▶ _Instructions for the task_
Copy the data from the line containing "staticText: ต่อรถ หลายปีแล้วครับ" through the line containing "staticText: ยินดี <box>369 93 379 101</box>" without any change.

* START Supplied records *

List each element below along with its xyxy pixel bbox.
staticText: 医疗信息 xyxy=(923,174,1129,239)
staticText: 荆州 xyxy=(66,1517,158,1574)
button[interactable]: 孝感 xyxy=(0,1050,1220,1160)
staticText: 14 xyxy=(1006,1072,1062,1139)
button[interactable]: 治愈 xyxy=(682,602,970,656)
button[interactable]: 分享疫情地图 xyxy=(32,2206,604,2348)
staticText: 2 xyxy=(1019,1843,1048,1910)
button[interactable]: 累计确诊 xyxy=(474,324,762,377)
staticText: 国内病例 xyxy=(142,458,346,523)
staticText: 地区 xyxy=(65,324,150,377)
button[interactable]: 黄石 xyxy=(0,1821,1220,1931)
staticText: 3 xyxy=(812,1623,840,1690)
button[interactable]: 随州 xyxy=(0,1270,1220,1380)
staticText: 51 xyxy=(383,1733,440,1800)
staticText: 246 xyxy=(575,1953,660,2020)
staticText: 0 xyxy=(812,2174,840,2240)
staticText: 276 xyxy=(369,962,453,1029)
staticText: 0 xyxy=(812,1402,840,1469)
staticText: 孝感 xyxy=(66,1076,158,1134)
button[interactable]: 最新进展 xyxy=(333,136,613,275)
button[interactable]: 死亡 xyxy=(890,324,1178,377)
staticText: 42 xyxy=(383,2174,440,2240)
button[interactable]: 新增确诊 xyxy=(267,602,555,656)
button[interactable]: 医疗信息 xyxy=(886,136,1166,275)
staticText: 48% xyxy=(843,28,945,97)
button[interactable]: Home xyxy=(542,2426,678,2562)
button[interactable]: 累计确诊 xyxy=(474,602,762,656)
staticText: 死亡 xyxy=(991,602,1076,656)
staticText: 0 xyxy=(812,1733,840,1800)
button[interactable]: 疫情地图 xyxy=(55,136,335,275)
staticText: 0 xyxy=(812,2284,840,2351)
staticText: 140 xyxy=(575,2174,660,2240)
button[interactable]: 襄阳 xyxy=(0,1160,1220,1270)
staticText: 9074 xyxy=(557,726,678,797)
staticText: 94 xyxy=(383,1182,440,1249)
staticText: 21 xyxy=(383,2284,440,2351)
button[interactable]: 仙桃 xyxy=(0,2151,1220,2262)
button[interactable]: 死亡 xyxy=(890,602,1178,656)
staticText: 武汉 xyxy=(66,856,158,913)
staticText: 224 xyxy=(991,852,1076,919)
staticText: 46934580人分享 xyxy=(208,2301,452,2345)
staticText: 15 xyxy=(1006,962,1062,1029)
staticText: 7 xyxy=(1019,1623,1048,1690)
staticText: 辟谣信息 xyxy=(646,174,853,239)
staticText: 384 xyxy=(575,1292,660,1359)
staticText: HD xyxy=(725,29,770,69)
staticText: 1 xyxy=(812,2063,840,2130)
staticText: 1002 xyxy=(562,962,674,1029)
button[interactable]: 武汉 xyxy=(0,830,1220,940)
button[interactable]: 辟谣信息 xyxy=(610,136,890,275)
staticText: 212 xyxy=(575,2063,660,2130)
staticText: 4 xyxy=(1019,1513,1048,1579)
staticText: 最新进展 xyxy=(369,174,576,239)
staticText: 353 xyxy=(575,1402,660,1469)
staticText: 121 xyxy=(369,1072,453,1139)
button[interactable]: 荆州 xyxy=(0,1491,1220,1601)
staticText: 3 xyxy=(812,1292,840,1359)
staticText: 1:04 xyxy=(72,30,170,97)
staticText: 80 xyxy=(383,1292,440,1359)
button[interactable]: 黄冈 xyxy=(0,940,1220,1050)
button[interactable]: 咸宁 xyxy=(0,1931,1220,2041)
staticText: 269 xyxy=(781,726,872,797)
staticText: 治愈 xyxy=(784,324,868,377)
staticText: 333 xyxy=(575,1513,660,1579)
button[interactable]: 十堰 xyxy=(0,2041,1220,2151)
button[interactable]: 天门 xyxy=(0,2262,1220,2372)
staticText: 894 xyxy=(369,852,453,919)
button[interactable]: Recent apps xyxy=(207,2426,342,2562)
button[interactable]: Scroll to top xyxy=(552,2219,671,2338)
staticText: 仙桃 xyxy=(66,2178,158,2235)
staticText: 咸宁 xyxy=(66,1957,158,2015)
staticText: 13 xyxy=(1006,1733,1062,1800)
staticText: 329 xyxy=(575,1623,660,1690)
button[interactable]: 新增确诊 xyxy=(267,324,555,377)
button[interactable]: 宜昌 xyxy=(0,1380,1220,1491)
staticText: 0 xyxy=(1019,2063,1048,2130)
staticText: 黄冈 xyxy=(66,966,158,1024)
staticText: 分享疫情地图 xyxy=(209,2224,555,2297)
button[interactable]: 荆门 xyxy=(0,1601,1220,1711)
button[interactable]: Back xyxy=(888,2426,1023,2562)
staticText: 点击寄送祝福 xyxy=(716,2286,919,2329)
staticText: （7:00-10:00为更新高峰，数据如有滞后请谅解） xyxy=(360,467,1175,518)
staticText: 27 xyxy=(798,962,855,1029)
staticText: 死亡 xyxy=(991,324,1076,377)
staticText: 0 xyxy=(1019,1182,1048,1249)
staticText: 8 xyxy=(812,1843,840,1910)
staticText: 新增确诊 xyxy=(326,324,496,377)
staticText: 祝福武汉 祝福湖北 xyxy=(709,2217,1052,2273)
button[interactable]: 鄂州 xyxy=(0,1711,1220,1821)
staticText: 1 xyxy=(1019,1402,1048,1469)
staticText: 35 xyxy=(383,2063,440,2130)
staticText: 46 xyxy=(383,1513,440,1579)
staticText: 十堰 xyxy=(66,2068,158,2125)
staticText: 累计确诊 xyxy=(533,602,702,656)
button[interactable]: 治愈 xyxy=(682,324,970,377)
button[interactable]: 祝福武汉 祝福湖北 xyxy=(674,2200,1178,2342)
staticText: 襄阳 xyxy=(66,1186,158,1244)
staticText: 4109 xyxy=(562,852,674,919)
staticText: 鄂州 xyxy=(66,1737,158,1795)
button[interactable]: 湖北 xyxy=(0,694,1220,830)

* END Supplied records *
* START Supplied records *

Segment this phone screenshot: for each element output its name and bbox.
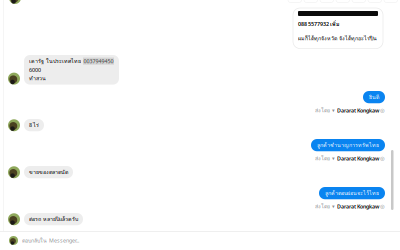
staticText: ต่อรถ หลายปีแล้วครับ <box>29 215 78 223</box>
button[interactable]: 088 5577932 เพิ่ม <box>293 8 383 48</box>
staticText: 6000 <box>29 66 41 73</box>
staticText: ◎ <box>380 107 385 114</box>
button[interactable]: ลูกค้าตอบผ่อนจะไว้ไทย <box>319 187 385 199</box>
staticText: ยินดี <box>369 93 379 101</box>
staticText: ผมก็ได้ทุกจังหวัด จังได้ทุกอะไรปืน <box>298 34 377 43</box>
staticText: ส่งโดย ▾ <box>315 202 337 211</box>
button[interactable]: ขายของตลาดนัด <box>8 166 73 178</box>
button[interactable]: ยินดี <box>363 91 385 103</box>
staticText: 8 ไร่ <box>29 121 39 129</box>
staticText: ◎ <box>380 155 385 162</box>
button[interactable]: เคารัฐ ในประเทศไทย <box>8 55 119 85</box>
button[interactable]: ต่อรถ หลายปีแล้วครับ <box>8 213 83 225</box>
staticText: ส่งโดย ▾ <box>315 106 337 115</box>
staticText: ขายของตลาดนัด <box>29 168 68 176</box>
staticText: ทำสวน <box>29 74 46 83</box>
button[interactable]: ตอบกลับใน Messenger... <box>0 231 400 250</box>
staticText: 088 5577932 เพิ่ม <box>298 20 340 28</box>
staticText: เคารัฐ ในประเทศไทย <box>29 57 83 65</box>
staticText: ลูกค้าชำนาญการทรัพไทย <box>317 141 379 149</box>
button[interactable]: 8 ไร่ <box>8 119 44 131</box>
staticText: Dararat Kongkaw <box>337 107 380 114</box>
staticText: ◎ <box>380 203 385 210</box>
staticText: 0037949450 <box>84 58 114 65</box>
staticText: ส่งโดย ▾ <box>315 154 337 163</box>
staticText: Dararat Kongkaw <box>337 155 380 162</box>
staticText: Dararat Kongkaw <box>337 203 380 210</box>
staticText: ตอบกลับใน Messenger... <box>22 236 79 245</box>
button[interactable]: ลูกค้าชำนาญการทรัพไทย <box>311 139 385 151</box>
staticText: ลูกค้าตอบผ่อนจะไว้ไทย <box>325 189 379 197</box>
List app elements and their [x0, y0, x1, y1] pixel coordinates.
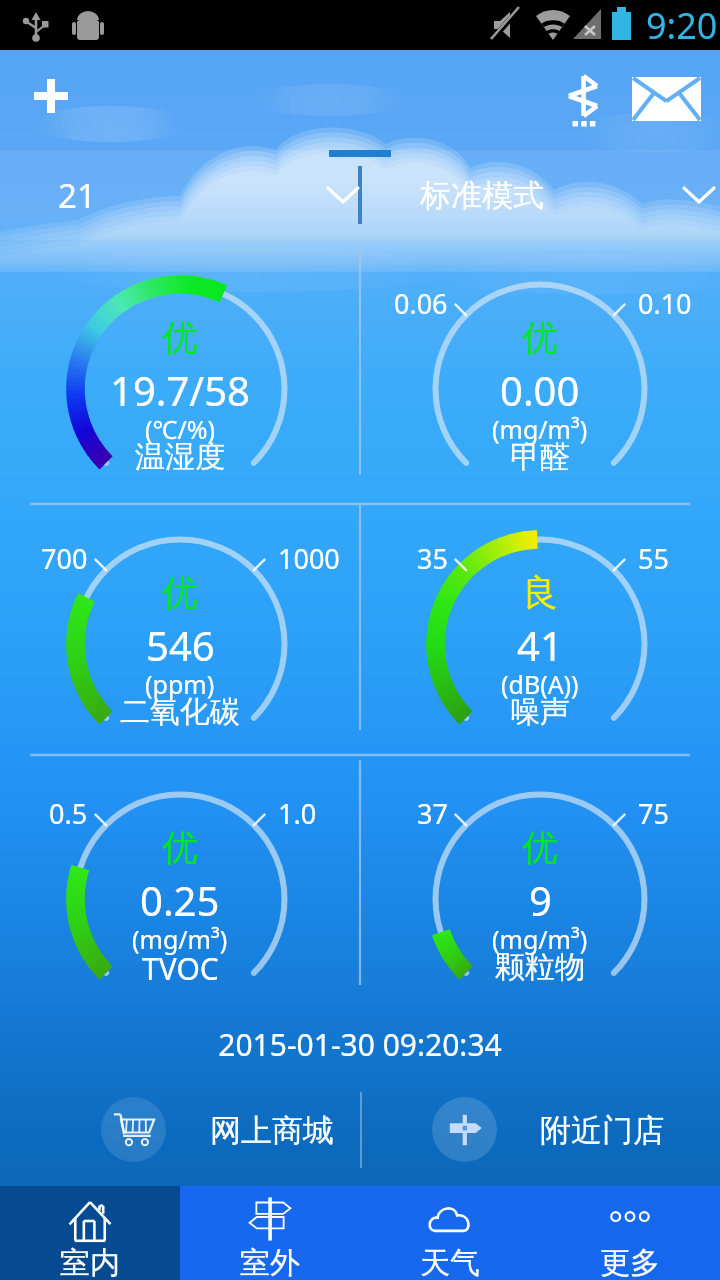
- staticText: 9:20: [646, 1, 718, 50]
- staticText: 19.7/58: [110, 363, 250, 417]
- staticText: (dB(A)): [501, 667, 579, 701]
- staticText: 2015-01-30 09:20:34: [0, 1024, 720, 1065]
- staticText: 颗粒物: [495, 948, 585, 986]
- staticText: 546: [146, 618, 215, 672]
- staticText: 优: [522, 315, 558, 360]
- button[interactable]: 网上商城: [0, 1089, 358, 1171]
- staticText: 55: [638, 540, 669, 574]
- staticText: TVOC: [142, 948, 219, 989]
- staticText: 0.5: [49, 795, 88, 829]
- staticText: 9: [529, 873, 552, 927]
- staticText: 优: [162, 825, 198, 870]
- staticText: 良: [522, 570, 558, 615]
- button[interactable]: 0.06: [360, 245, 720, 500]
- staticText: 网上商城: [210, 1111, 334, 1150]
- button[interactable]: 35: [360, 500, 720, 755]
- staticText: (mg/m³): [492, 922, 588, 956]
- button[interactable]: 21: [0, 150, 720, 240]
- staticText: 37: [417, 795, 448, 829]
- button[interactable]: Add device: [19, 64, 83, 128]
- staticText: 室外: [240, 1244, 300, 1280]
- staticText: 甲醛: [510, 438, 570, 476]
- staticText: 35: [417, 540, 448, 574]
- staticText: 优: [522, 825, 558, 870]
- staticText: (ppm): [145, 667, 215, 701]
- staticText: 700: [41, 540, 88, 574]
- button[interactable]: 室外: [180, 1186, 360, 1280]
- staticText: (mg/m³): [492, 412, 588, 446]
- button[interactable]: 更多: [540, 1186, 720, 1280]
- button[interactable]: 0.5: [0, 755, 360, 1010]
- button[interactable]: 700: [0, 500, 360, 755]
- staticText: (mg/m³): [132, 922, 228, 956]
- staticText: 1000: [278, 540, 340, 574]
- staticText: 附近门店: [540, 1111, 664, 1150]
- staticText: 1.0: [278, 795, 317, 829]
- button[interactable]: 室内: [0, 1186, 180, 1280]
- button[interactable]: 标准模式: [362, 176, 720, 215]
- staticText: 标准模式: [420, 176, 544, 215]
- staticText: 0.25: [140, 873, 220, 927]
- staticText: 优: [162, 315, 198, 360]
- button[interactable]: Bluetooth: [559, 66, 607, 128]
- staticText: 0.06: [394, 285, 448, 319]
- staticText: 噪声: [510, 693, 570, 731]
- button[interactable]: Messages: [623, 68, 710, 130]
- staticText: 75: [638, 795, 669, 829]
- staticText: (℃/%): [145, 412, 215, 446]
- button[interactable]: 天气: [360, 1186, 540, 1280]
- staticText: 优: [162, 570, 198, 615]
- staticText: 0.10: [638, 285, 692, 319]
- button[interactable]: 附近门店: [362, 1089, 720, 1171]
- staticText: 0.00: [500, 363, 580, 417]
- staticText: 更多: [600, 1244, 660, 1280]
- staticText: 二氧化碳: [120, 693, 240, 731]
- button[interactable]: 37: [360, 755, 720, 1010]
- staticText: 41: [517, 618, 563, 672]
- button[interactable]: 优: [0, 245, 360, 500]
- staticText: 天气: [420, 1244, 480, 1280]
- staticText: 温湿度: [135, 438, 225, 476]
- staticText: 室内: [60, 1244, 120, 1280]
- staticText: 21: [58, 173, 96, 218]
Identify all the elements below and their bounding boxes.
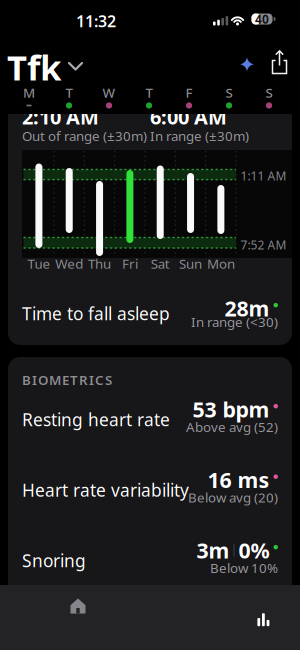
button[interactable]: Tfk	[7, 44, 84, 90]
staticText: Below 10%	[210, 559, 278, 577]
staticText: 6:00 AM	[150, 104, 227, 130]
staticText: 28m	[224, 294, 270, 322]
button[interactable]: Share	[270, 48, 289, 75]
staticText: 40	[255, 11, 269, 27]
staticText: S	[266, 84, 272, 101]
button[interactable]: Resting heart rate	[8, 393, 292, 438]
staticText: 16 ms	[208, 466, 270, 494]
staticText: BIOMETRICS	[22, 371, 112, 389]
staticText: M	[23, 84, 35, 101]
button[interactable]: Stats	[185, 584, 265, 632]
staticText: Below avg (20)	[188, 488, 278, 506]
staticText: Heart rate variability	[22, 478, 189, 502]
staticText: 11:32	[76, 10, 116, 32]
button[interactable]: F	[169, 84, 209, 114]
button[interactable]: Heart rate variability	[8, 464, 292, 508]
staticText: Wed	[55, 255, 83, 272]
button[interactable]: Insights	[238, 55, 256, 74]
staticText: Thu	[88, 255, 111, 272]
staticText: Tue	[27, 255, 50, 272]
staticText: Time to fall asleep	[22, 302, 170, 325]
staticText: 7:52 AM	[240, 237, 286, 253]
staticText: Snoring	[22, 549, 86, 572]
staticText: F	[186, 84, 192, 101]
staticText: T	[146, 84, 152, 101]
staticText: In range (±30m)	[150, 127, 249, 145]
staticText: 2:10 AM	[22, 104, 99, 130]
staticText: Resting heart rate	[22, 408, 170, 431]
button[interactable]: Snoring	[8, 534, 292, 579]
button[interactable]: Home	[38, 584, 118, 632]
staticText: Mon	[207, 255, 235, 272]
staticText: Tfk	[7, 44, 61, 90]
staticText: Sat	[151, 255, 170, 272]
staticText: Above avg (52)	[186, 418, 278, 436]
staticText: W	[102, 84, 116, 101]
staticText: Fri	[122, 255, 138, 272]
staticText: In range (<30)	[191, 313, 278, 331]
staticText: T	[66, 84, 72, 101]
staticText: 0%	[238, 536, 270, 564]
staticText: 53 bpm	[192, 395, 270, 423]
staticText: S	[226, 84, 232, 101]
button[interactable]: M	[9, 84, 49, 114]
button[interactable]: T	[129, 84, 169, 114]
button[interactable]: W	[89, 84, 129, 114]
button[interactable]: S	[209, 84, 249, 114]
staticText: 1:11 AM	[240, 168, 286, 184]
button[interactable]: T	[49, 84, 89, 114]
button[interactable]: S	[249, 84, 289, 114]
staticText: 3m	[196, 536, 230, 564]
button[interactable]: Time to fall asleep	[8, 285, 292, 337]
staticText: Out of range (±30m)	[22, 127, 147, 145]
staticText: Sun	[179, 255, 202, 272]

* END Supplied records *
* START Supplied records *

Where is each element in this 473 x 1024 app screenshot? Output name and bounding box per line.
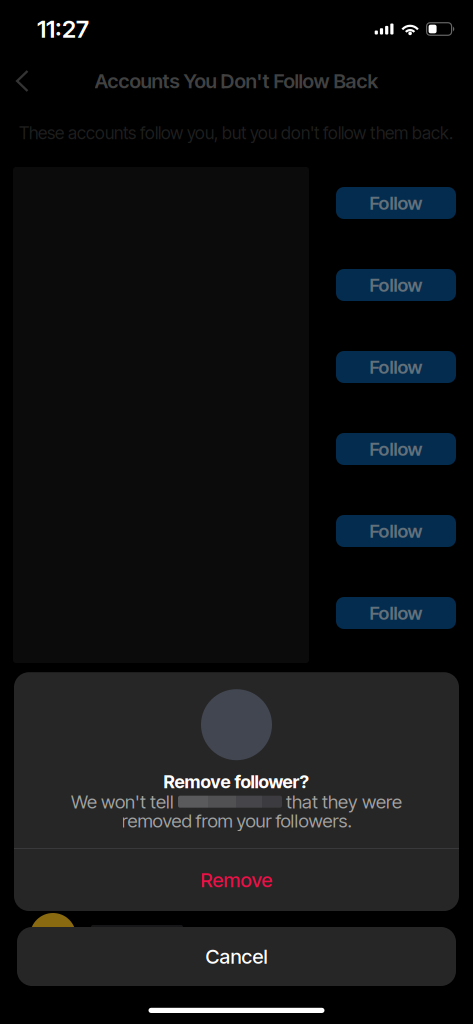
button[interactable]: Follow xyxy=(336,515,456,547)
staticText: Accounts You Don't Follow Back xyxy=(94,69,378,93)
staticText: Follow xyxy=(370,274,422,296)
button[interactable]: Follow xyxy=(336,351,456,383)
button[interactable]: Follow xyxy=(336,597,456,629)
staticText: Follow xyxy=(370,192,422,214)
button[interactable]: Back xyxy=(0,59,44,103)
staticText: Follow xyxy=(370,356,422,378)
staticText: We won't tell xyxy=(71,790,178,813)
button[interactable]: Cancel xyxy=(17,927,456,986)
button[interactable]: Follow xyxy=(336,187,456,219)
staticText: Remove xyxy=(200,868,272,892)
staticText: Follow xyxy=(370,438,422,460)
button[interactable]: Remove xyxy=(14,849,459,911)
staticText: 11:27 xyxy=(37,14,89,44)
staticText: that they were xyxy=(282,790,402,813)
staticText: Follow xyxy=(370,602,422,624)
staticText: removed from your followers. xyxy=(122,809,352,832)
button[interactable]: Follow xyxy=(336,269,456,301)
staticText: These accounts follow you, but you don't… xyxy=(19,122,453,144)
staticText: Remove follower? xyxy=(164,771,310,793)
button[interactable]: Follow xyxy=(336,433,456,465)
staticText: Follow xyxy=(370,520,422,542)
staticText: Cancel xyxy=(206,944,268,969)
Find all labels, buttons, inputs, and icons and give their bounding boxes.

* END Supplied records *

▶ _Output for this task_
staticText: ต่อรถ หลายปีแล้วครับ <box>29 215 78 223</box>
button[interactable]: 088 5577932 เพิ่ม <box>293 8 383 48</box>
staticText: 6000 <box>29 66 41 73</box>
staticText: ◎ <box>380 107 385 114</box>
button[interactable]: ลูกค้าตอบผ่อนจะไว้ไทย <box>319 187 385 199</box>
staticText: ยินดี <box>369 93 379 101</box>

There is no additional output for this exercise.